Short problem
Copy out exactly every line from the line containing "Type out the text in this image." until the records below end, inclusive of both boundary lines.
--- START OF Stored data ---
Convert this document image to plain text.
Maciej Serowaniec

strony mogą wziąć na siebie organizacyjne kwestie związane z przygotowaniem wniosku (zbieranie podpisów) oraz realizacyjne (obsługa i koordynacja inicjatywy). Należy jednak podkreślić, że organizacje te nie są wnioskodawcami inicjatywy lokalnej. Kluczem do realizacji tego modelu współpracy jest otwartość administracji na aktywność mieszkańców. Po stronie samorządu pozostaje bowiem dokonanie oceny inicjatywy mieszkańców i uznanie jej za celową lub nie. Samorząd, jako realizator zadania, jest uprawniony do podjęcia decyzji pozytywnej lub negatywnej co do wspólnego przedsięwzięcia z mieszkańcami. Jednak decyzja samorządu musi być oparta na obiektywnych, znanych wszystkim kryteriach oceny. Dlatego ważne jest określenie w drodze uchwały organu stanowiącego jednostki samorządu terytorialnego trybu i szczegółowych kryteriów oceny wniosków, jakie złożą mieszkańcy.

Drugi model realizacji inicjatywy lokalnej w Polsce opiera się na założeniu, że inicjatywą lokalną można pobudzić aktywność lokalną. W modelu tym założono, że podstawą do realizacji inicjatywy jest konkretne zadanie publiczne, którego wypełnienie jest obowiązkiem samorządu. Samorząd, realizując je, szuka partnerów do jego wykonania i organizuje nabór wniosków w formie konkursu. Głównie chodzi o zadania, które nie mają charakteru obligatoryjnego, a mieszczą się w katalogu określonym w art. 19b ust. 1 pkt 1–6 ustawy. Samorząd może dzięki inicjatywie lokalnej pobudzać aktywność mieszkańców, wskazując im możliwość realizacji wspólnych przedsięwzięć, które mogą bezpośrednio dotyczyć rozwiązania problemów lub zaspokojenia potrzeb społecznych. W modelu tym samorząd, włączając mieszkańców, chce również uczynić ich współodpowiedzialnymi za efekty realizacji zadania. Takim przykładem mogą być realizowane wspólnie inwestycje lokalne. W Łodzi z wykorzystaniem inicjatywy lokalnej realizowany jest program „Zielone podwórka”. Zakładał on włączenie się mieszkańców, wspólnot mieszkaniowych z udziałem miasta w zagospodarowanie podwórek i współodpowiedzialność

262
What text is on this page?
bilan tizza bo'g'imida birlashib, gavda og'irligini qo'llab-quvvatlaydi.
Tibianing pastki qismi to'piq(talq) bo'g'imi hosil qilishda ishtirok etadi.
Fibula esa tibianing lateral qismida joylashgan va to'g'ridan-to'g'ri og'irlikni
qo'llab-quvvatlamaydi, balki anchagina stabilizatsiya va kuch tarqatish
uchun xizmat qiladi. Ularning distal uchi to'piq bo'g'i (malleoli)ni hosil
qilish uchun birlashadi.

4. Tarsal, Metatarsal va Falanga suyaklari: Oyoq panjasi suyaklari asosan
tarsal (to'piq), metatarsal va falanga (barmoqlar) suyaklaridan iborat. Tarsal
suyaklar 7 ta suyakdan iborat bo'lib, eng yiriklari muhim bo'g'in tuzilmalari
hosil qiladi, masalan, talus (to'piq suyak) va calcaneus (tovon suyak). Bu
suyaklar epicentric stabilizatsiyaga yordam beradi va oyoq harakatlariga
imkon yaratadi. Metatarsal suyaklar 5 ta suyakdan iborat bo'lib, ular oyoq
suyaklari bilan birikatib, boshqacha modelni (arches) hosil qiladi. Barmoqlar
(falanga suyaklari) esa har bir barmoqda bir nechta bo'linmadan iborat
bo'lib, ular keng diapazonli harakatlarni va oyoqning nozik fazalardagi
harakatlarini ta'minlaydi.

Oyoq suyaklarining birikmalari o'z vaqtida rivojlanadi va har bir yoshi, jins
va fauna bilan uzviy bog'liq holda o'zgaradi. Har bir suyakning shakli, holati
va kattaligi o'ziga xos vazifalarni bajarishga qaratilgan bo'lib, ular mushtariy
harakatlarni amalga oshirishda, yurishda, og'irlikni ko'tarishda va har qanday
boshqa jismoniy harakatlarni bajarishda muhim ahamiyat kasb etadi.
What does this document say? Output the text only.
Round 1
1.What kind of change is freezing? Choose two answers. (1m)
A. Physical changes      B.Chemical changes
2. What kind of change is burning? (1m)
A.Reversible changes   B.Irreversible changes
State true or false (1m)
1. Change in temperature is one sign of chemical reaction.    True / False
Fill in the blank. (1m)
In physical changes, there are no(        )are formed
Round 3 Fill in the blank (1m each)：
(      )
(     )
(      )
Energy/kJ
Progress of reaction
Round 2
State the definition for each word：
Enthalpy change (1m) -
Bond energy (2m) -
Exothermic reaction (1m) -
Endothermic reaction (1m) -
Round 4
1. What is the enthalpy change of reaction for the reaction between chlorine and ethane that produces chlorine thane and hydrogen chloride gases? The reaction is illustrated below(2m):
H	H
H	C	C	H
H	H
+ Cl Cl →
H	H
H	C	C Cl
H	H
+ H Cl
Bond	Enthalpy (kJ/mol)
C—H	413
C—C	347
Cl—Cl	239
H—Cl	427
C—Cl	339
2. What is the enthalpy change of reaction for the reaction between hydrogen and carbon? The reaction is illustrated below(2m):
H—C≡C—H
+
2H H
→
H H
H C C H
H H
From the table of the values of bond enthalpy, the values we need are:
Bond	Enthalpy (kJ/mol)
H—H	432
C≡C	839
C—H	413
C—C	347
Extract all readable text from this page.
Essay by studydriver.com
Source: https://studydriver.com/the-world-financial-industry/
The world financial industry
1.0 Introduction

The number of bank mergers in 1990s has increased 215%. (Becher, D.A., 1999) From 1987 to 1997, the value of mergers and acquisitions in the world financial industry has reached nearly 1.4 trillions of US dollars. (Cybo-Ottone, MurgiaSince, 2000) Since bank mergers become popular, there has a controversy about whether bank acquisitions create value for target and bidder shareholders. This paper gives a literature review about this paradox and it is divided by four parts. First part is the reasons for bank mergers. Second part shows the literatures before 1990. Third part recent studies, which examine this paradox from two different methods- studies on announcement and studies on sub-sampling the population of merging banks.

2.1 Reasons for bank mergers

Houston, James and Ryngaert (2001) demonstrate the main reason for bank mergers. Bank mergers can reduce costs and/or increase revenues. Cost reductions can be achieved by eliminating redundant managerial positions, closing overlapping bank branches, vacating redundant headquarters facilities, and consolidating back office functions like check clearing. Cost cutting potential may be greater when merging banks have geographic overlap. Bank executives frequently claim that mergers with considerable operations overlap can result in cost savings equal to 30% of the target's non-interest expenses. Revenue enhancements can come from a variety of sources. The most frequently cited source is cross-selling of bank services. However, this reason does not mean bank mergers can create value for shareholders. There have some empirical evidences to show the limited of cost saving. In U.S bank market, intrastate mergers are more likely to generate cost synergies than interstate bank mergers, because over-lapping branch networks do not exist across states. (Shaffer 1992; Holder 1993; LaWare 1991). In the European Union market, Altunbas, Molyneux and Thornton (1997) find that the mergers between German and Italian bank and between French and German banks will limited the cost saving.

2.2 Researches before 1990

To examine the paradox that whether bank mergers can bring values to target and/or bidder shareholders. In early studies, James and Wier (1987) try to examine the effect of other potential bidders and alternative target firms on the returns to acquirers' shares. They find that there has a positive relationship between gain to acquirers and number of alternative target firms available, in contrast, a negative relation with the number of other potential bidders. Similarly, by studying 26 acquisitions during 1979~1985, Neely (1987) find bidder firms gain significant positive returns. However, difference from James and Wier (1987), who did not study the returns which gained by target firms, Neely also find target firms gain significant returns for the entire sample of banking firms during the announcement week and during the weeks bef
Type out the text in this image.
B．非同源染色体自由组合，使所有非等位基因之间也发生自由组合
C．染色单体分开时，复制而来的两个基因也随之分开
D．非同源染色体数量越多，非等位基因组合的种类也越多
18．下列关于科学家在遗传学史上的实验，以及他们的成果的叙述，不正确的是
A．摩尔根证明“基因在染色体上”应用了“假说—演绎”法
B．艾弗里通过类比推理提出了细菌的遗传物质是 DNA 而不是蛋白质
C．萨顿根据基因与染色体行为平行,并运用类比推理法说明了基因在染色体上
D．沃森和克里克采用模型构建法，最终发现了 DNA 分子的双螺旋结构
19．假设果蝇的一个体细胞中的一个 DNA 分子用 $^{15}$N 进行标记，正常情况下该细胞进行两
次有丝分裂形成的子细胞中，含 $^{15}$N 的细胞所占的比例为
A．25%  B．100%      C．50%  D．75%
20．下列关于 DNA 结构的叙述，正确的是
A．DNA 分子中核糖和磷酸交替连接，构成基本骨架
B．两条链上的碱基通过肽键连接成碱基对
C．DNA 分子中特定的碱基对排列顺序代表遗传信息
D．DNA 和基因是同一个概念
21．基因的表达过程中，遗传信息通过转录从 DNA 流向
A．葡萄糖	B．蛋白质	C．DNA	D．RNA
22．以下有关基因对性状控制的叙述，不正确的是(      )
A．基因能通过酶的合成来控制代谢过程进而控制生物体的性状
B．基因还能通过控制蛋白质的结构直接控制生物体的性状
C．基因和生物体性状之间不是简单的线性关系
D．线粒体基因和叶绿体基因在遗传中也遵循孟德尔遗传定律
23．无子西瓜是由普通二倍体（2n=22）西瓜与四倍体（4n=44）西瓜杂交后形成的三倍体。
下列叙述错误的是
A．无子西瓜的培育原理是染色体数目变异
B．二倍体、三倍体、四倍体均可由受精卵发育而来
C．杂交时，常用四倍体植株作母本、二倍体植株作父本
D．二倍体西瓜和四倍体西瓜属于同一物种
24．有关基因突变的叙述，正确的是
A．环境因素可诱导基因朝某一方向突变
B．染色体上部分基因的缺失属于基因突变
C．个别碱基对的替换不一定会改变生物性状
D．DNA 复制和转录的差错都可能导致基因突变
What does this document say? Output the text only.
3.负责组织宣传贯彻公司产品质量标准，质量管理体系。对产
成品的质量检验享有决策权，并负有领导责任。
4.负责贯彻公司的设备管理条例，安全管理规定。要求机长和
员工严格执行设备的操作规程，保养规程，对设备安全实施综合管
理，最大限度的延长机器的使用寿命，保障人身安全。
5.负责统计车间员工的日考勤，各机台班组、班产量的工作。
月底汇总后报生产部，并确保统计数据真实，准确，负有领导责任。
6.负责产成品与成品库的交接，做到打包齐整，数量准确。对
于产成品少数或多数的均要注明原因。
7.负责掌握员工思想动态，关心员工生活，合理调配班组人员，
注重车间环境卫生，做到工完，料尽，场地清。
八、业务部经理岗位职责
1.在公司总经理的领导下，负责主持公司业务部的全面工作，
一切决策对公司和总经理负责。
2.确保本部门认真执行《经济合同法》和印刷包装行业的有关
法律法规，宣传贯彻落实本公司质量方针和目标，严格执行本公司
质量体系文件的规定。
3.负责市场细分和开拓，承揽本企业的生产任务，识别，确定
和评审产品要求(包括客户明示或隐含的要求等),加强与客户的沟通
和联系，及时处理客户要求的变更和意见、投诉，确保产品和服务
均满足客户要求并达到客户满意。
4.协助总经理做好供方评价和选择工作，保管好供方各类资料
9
--- END OF Stored data ---
Output of the task
Type out the text in this image.
B．非同源染色体自由组合，使所有非等位基因之间也发生自由组合
C．染色单体分开时，复制而来的两个基因也随之分开
D．非同源染色体数量越多，非等位基因组合的种类也越多
18．下列关于科学家在遗传学史上的实验，以及他们的成果的叙述，不正确的是
A．摩尔根证明“基因在染色体上”应用了“假说—演绎”法
B．艾弗里通过类比推理提出了细菌的遗传物质是 DNA 而不是蛋白质
C．萨顿根据基因与染色体行为平行,并运用类比推理法说明了基因在染色体上
D．沃森和克里克采用模型构建法，最终发现了 DNA 分子的双螺旋结构
19．假设果蝇的一个体细胞中的一个 DNA 分子用 $^{15}$N 进行标记，正常情况下该细胞进行两
次有丝分裂形成的子细胞中，含 $^{15}$N 的细胞所占的比例为
A．25%  B．100%      C．50%  D．75%
20．下列关于 DNA 结构的叙述，正确的是
A．DNA 分子中核糖和磷酸交替连接，构成基本骨架
B．两条链上的碱基通过肽键连接成碱基对
C．DNA 分子中特定的碱基对排列顺序代表遗传信息
D．DNA 和基因是同一个概念
21．基因的表达过程中，遗传信息通过转录从 DNA 流向
A．葡萄糖	B．蛋白质	C．DNA	D．RNA
22．以下有关基因对性状控制的叙述，不正确的是(      )
A．基因能通过酶的合成来控制代谢过程进而控制生物体的性状
B．基因还能通过控制蛋白质的结构直接控制生物体的性状
C．基因和生物体性状之间不是简单的线性关系
D．线粒体基因和叶绿体基因在遗传中也遵循孟德尔遗传定律
23．无子西瓜是由普通二倍体（2n=22）西瓜与四倍体（4n=44）西瓜杂交后形成的三倍体。
下列叙述错误的是
A．无子西瓜的培育原理是染色体数目变异
B．二倍体、三倍体、四倍体均可由受精卵发育而来
C．杂交时，常用四倍体植株作母本、二倍体植株作父本
D．二倍体西瓜和四倍体西瓜属于同一物种
24．有关基因突变的叙述，正确的是
A．环境因素可诱导基因朝某一方向突变
B．染色体上部分基因的缺失属于基因突变
C．个别碱基对的替换不一定会改变生物性状
D．DNA 复制和转录的差错都可能导致基因突变
What does this document say? Output the text only.
3.负责组织宣传贯彻公司产品质量标准，质量管理体系。对产
成品的质量检验享有决策权，并负有领导责任。
4.负责贯彻公司的设备管理条例，安全管理规定。要求机长和
员工严格执行设备的操作规程，保养规程，对设备安全实施综合管
理，最大限度的延长机器的使用寿命，保障人身安全。
5.负责统计车间员工的日考勤，各机台班组、班产量的工作。
月底汇总后报生产部，并确保统计数据真实，准确，负有领导责任。
6.负责产成品与成品库的交接，做到打包齐整，数量准确。对
于产成品少数或多数的均要注明原因。
7.负责掌握员工思想动态，关心员工生活，合理调配班组人员，
注重车间环境卫生，做到工完，料尽，场地清。
八、业务部经理岗位职责
1.在公司总经理的领导下，负责主持公司业务部的全面工作，
一切决策对公司和总经理负责。
2.确保本部门认真执行《经济合同法》和印刷包装行业的有关
法律法规，宣传贯彻落实本公司质量方针和目标，严格执行本公司
质量体系文件的规定。
3.负责市场细分和开拓，承揽本企业的生产任务，识别，确定
和评审产品要求(包括客户明示或隐含的要求等),加强与客户的沟通
和联系，及时处理客户要求的变更和意见、投诉，确保产品和服务
均满足客户要求并达到客户满意。
4.协助总经理做好供方评价和选择工作，保管好供方各类资料
9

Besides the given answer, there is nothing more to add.